▶ [Exercise description]: Repeat the entries that follow verbatim, without any of their pictures.

▶ [Stored rows]:
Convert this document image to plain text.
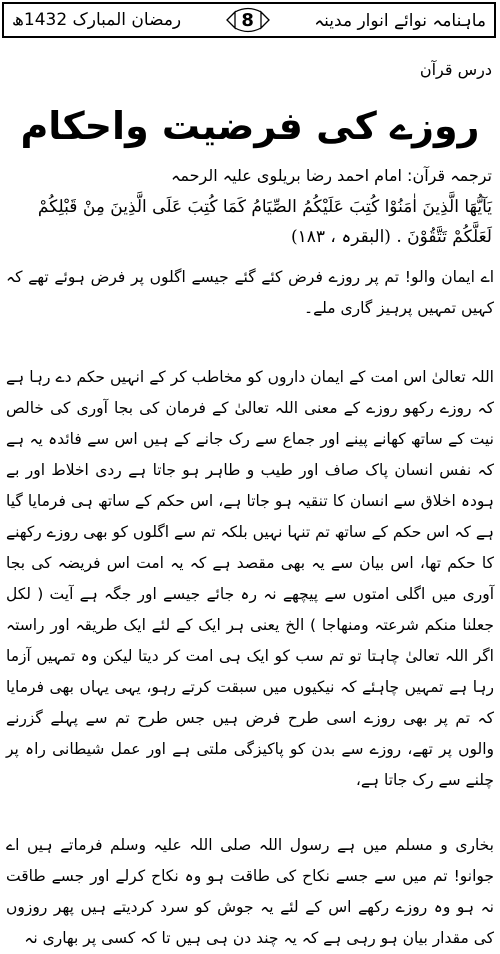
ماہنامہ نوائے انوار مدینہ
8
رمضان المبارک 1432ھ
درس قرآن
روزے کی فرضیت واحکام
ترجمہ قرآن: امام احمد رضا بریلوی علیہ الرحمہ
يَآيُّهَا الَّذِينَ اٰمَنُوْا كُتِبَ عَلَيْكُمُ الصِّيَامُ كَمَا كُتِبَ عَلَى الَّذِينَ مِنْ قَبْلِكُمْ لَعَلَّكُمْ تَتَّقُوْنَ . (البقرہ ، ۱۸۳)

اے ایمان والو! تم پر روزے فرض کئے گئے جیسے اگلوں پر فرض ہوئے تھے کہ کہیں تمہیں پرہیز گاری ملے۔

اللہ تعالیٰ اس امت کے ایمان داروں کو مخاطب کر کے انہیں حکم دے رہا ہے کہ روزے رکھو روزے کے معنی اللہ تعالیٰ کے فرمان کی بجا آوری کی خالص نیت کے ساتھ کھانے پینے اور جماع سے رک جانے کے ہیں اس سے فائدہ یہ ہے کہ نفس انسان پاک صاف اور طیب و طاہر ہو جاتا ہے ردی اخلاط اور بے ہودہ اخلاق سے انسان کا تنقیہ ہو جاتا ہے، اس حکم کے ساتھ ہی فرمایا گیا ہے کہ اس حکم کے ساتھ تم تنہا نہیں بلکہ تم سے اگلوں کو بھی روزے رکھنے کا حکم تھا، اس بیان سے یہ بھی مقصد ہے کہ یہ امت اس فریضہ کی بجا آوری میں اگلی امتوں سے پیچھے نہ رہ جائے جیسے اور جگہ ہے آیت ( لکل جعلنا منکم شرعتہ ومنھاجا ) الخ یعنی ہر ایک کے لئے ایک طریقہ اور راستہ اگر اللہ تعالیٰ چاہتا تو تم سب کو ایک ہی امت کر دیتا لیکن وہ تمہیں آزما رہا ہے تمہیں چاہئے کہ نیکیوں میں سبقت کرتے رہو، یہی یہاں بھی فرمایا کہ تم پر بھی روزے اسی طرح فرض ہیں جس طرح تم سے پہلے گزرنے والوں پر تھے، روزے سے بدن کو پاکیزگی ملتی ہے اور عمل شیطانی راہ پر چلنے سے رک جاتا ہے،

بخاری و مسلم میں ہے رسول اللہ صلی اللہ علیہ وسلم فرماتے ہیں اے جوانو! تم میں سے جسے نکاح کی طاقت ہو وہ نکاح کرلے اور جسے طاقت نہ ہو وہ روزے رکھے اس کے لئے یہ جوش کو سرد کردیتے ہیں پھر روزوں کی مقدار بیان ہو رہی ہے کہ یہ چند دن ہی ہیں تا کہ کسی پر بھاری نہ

▶ [Output for this task]:
Convert this document image to plain text.
ماہنامہ نوائے انوار مدینہ
8
رمضان المبارک 1432ھ
درس قرآن
روزے کی فرضیت واحکام
ترجمہ قرآن: امام احمد رضا بریلوی علیہ الرحمہ
يَآيُّهَا الَّذِينَ اٰمَنُوْا كُتِبَ عَلَيْكُمُ الصِّيَامُ كَمَا كُتِبَ عَلَى الَّذِينَ مِنْ قَبْلِكُمْ لَعَلَّكُمْ تَتَّقُوْنَ . (البقرہ ، ۱۸۳)

اے ایمان والو! تم پر روزے فرض کئے گئے جیسے اگلوں پر فرض ہوئے تھے کہ کہیں تمہیں پرہیز گاری ملے۔

اللہ تعالیٰ اس امت کے ایمان داروں کو مخاطب کر کے انہیں حکم دے رہا ہے کہ روزے رکھو روزے کے معنی اللہ تعالیٰ کے فرمان کی بجا آوری کی خالص نیت کے ساتھ کھانے پینے اور جماع سے رک جانے کے ہیں اس سے فائدہ یہ ہے کہ نفس انسان پاک صاف اور طیب و طاہر ہو جاتا ہے ردی اخلاط اور بے ہودہ اخلاق سے انسان کا تنقیہ ہو جاتا ہے، اس حکم کے ساتھ ہی فرمایا گیا ہے کہ اس حکم کے ساتھ تم تنہا نہیں بلکہ تم سے اگلوں کو بھی روزے رکھنے کا حکم تھا، اس بیان سے یہ بھی مقصد ہے کہ یہ امت اس فریضہ کی بجا آوری میں اگلی امتوں سے پیچھے نہ رہ جائے جیسے اور جگہ ہے آیت ( لکل جعلنا منکم شرعتہ ومنھاجا ) الخ یعنی ہر ایک کے لئے ایک طریقہ اور راستہ اگر اللہ تعالیٰ چاہتا تو تم سب کو ایک ہی امت کر دیتا لیکن وہ تمہیں آزما رہا ہے تمہیں چاہئے کہ نیکیوں میں سبقت کرتے رہو، یہی یہاں بھی فرمایا کہ تم پر بھی روزے اسی طرح فرض ہیں جس طرح تم سے پہلے گزرنے والوں پر تھے، روزے سے بدن کو پاکیزگی ملتی ہے اور عمل شیطانی راہ پر چلنے سے رک جاتا ہے،

بخاری و مسلم میں ہے رسول اللہ صلی اللہ علیہ وسلم فرماتے ہیں اے جوانو! تم میں سے جسے نکاح کی طاقت ہو وہ نکاح کرلے اور جسے طاقت نہ ہو وہ روزے رکھے اس کے لئے یہ جوش کو سرد کردیتے ہیں پھر روزوں کی مقدار بیان ہو رہی ہے کہ یہ چند دن ہی ہیں تا کہ کسی پر بھاری نہ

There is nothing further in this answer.